_Exercise directions_
Go through the material below and copy each line where the word "frac" appears.

==== Working data

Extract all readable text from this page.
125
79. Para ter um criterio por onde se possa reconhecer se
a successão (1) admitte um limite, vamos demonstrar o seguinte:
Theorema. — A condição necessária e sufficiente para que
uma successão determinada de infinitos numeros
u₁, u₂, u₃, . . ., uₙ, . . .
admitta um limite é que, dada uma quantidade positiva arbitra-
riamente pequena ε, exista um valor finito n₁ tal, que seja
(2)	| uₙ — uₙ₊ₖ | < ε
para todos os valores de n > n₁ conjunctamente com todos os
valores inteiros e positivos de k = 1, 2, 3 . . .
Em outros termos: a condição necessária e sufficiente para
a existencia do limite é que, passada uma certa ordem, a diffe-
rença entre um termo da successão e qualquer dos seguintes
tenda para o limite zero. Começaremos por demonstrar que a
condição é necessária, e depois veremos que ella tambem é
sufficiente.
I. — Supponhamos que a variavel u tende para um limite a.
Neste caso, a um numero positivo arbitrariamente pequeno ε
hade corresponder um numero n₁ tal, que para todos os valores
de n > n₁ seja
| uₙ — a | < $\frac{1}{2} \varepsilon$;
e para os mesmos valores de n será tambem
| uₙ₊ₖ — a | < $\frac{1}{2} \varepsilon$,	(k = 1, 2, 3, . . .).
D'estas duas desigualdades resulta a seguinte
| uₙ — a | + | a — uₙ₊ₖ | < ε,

========

_Exercise solution_
| uₙ — a | < $\frac{1}{2} \varepsilon$;
| uₙ₊ₖ — a | < $\frac{1}{2} \varepsilon$,	(k = 1, 2, 3, . . .).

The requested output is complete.